Source records
* * *

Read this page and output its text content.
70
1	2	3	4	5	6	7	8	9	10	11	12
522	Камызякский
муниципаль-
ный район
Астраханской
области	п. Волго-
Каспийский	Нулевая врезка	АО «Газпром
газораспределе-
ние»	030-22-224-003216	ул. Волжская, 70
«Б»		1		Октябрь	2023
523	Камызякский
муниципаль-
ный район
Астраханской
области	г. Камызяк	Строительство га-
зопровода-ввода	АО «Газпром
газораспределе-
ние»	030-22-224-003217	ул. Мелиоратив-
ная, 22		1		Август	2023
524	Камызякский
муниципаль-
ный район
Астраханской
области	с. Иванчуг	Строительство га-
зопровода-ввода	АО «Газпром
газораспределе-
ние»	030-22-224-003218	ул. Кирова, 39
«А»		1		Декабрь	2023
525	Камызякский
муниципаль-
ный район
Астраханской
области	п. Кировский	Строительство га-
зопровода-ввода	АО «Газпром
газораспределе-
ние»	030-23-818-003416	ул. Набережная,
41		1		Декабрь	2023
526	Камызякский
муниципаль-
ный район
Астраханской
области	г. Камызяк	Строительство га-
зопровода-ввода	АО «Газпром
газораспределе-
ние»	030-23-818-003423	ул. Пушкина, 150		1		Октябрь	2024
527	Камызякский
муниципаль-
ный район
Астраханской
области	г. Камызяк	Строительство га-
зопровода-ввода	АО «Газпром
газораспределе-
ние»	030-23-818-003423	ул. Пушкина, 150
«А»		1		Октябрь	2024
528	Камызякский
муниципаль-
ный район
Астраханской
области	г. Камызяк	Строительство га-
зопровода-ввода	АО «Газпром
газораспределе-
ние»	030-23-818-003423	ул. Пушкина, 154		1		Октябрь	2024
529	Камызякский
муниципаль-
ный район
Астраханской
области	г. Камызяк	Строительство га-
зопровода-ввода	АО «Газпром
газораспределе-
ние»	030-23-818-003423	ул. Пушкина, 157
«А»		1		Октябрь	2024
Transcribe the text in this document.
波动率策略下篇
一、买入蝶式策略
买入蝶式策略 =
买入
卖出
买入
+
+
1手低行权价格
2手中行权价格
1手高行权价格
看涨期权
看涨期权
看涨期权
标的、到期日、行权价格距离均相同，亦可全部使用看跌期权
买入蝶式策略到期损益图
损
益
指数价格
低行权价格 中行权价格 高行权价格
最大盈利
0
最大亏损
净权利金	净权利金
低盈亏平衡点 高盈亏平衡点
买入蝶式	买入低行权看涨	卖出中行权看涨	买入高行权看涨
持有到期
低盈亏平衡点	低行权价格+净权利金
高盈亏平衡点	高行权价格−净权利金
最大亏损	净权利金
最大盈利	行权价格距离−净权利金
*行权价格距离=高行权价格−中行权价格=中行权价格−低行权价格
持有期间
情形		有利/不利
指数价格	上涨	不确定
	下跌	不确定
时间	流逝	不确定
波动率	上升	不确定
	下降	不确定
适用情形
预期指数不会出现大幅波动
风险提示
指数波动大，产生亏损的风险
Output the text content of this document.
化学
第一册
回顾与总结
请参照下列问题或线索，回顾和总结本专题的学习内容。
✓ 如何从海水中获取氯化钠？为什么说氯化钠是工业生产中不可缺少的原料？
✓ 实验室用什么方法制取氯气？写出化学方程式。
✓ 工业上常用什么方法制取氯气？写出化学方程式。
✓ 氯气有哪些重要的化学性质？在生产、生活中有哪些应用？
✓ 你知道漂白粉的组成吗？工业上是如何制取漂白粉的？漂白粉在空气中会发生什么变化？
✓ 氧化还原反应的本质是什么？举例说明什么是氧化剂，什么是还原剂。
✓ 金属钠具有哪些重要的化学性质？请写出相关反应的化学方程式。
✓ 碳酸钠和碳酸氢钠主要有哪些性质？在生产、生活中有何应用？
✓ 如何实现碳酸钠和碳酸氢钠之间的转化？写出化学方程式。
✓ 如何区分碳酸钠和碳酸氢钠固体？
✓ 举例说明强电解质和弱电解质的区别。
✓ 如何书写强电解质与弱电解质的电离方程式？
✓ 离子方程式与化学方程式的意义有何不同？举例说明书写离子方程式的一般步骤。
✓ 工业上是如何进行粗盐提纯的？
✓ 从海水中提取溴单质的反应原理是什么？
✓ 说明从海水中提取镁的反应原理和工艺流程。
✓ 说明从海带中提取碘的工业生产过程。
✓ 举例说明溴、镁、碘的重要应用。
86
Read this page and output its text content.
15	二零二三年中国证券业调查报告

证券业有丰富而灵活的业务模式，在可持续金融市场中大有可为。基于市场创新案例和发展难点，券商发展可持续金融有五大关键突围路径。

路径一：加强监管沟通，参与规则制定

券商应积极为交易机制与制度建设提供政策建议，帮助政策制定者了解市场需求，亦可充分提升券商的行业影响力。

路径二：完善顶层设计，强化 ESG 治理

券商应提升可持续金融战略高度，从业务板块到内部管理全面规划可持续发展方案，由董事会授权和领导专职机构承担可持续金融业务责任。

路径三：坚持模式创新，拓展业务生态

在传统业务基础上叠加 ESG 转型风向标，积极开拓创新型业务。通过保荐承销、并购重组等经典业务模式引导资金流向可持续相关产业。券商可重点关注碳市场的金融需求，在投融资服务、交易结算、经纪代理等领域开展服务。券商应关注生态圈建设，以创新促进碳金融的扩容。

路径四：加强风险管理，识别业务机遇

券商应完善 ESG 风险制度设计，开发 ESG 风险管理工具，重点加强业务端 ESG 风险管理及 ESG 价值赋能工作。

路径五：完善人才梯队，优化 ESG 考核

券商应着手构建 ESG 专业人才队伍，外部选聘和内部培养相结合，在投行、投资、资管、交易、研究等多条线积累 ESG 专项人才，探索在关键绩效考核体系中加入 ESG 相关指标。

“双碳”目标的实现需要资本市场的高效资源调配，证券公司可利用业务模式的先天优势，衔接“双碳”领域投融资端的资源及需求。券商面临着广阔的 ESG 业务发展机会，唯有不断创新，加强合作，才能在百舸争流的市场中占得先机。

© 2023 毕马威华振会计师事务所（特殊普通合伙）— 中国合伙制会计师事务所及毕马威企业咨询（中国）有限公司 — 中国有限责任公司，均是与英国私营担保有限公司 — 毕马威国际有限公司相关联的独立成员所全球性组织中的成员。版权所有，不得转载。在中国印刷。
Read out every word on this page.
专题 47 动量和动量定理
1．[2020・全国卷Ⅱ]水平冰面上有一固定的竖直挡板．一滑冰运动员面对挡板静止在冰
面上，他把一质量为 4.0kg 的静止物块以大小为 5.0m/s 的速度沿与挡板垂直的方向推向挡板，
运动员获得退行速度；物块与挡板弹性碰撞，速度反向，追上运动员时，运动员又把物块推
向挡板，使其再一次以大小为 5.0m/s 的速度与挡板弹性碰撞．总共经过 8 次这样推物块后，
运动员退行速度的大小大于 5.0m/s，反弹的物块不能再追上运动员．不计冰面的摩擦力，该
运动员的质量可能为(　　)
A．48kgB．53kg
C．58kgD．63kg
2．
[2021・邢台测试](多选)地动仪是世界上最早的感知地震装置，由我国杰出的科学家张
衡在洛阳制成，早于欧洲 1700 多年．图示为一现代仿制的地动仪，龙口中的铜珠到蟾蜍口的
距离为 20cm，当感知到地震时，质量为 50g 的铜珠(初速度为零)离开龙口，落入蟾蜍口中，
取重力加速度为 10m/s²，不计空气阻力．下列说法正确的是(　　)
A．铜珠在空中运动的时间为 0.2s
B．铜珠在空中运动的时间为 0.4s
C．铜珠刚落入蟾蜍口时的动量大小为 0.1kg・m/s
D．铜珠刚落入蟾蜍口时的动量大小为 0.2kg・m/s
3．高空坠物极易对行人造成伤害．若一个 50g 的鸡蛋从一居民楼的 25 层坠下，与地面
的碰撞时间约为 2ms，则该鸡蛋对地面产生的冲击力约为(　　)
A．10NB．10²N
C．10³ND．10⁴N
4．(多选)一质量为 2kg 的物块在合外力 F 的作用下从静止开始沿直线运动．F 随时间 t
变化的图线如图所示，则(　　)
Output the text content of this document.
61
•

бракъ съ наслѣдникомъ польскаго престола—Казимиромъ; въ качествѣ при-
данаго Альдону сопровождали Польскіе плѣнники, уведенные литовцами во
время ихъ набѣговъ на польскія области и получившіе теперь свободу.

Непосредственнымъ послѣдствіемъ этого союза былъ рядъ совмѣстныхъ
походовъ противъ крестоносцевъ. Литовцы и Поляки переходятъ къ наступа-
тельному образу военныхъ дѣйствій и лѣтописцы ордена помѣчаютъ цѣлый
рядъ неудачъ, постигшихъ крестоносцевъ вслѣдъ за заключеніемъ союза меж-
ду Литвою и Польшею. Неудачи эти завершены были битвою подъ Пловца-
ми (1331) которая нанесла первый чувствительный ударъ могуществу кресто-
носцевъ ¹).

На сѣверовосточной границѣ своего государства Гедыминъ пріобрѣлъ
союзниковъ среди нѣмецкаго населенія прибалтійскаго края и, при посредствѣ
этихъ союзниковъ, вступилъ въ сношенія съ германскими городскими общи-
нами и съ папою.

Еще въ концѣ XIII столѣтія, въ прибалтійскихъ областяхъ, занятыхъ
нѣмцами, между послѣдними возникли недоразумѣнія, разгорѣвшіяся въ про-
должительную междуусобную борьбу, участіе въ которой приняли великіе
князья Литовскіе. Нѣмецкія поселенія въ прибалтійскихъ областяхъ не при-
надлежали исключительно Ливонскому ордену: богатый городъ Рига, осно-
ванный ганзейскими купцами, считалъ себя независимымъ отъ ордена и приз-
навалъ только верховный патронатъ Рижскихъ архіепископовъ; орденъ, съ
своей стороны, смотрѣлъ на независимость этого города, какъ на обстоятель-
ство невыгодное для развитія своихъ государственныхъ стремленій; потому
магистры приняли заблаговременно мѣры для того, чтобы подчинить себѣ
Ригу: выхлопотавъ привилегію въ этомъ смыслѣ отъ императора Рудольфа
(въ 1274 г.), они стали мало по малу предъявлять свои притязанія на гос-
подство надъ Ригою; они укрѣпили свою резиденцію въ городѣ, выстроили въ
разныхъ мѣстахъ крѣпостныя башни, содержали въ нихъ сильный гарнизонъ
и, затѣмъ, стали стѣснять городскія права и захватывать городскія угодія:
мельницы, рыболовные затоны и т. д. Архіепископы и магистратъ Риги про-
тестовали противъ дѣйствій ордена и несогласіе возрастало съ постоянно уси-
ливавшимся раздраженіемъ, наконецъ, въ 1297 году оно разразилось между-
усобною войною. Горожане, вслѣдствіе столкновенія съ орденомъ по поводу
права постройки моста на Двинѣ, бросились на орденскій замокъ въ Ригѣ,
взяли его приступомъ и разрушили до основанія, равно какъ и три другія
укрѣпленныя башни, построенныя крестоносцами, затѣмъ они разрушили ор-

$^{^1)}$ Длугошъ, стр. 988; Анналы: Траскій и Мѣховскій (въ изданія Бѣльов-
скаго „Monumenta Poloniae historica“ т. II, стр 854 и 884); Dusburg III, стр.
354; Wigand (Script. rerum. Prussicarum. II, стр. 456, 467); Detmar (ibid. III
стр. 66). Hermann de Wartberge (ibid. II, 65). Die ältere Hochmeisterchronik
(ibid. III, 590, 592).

* * *

Determine the number of lines in the listing that hold the word "этого", and supply that number and nothing further.

Answer to this problem
2